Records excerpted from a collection
<<<<
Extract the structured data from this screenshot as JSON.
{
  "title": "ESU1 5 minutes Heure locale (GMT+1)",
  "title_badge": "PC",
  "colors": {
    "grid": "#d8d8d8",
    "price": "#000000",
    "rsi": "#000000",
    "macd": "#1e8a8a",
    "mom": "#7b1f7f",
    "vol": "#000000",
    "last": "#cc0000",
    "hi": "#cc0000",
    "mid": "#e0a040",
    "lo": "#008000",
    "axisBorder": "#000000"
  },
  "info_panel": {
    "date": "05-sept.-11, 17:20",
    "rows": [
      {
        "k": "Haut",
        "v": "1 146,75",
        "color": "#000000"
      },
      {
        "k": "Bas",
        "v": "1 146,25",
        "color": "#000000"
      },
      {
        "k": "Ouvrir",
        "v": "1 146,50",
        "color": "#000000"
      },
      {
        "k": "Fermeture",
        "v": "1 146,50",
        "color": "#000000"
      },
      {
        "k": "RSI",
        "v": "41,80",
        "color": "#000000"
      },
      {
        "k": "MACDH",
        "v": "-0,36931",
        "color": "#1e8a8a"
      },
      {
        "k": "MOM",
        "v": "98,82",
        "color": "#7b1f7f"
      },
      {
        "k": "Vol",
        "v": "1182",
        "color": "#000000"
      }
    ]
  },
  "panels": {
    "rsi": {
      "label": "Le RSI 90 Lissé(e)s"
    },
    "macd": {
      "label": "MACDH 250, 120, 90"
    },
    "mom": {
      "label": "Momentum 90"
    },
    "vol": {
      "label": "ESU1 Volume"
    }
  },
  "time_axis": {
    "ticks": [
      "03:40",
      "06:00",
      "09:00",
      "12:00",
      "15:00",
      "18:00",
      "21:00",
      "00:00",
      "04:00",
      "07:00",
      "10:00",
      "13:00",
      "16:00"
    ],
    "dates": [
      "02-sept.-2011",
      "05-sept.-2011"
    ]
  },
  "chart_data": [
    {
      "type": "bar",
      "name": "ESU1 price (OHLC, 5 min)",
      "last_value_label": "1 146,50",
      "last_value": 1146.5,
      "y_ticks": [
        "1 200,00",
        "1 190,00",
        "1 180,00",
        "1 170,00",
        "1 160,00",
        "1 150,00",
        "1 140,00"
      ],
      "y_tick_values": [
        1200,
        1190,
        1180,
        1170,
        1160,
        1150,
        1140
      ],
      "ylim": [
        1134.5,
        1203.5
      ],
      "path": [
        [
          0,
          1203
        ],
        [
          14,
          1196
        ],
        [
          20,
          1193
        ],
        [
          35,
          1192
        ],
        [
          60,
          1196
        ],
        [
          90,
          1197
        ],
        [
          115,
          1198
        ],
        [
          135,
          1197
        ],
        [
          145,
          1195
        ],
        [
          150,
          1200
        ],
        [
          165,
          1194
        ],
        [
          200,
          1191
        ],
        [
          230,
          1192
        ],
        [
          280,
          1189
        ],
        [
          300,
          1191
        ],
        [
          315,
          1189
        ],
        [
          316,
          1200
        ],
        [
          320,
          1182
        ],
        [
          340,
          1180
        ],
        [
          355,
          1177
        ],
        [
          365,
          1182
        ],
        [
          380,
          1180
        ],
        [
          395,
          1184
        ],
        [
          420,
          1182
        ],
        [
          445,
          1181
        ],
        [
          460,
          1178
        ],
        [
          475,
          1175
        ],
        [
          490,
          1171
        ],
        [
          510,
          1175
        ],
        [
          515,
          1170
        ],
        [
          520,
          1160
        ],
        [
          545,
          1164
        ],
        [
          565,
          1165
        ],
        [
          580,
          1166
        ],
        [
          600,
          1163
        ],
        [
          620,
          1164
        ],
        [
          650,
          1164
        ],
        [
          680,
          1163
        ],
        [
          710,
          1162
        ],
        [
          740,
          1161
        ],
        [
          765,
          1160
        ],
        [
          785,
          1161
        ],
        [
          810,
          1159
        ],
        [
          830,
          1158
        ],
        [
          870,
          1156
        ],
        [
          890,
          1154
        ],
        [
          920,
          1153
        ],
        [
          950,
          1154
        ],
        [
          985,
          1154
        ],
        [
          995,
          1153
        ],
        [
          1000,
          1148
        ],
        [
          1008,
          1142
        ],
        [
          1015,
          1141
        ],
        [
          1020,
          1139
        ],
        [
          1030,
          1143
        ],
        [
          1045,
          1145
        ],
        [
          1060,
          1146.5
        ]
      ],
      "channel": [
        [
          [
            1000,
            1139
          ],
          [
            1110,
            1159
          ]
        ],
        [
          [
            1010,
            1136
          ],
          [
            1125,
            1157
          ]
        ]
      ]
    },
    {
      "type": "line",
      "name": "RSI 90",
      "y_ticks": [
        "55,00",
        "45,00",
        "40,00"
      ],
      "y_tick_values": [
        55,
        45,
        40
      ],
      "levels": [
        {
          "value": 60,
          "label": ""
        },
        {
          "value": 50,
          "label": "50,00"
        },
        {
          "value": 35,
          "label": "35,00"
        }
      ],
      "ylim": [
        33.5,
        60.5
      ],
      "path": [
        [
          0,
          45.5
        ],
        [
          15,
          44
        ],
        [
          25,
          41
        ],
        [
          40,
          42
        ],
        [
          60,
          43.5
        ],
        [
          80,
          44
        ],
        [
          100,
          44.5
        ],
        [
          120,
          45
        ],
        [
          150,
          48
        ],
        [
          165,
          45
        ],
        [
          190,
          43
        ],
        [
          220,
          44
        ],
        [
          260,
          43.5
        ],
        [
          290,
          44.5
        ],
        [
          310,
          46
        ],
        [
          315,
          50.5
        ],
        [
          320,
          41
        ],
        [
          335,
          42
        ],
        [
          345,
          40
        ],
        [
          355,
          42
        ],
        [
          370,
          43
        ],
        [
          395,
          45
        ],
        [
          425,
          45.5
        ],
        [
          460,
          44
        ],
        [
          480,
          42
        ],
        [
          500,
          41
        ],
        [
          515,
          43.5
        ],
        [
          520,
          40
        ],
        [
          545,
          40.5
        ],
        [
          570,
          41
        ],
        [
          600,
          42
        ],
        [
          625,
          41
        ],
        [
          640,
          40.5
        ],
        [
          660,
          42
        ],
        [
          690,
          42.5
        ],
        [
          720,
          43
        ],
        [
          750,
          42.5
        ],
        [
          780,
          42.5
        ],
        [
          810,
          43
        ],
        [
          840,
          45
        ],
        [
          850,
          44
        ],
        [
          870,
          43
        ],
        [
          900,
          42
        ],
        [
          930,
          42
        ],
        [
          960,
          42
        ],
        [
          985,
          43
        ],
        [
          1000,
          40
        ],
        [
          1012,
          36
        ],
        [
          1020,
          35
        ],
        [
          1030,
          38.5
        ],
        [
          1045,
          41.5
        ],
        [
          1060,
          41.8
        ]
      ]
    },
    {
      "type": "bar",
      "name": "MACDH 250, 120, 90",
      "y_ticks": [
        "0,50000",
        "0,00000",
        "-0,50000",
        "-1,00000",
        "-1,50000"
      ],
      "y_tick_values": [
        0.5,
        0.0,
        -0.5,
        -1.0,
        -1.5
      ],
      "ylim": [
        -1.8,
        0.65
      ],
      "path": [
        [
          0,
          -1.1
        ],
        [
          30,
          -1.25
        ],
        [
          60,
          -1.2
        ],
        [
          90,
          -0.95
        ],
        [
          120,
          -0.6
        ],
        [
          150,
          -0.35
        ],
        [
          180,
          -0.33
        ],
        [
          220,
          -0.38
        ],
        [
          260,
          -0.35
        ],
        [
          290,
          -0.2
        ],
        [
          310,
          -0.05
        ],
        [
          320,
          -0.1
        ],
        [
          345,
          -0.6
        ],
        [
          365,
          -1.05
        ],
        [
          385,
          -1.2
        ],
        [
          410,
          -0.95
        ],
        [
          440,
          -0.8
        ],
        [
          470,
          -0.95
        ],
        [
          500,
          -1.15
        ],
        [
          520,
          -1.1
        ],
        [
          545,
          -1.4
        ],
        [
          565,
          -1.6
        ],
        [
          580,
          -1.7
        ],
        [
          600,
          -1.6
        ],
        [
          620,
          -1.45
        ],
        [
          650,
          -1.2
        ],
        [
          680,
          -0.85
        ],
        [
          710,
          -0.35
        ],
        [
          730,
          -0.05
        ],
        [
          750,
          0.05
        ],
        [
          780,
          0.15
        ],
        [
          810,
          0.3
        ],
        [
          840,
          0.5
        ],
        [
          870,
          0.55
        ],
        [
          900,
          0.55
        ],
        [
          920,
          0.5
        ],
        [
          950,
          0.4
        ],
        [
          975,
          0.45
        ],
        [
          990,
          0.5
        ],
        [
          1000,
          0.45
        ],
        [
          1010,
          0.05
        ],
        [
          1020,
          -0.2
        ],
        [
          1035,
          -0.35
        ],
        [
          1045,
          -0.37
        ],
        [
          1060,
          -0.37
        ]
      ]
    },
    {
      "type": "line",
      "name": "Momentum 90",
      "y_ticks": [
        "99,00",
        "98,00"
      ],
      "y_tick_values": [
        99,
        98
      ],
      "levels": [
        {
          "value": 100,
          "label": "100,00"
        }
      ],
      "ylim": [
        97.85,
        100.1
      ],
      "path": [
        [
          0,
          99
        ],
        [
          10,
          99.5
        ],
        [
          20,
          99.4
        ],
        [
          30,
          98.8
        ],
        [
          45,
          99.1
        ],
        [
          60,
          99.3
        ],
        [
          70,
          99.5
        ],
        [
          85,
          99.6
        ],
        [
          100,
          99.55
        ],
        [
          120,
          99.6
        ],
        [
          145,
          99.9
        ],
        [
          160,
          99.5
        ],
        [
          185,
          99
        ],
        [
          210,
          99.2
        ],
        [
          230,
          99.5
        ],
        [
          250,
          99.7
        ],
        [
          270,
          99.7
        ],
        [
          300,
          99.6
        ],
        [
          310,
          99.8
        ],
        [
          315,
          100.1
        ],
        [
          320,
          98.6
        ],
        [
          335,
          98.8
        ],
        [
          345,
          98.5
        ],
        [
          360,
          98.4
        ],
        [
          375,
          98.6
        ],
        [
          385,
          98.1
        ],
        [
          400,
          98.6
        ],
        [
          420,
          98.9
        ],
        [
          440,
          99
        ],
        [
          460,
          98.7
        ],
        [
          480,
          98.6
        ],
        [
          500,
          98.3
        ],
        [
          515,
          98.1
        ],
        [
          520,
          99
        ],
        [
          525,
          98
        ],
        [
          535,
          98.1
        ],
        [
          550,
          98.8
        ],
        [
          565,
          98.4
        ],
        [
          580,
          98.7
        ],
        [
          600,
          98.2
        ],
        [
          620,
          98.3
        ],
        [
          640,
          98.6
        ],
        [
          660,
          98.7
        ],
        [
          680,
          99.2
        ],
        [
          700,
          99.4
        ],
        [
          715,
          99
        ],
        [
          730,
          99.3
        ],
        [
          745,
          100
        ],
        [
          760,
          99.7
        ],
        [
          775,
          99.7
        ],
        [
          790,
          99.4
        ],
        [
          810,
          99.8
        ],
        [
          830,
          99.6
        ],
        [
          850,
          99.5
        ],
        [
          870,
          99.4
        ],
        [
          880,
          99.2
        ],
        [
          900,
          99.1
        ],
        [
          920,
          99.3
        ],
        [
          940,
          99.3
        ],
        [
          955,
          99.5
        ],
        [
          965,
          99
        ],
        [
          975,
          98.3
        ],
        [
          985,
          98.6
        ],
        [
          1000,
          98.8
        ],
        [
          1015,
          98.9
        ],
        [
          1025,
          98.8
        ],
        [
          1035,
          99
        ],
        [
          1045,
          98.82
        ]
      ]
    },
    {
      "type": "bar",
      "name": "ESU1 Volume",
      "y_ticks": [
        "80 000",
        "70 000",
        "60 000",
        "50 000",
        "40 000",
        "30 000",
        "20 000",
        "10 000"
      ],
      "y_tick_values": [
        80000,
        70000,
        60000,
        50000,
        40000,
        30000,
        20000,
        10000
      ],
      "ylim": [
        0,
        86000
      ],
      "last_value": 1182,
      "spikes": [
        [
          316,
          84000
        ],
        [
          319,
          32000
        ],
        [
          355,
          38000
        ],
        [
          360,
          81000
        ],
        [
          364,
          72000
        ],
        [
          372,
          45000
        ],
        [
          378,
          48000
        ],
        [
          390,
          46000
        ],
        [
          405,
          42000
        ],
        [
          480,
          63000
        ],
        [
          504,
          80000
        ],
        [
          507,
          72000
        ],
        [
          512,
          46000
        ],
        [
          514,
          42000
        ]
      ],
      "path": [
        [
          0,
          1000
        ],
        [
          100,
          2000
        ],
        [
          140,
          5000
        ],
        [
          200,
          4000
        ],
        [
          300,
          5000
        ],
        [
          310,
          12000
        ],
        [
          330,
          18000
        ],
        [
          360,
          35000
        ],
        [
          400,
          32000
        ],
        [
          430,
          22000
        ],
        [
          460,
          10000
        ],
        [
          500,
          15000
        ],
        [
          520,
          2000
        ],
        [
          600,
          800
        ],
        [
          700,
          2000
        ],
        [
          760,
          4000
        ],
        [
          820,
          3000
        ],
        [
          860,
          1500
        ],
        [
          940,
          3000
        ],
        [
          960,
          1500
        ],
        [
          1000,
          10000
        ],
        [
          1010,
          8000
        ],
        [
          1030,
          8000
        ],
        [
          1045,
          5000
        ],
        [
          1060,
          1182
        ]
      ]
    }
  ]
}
>>>>
BRIEF = Going through the entries above, report how many lines include the string "MACDH". The number alone is the answer.

RESULT = 3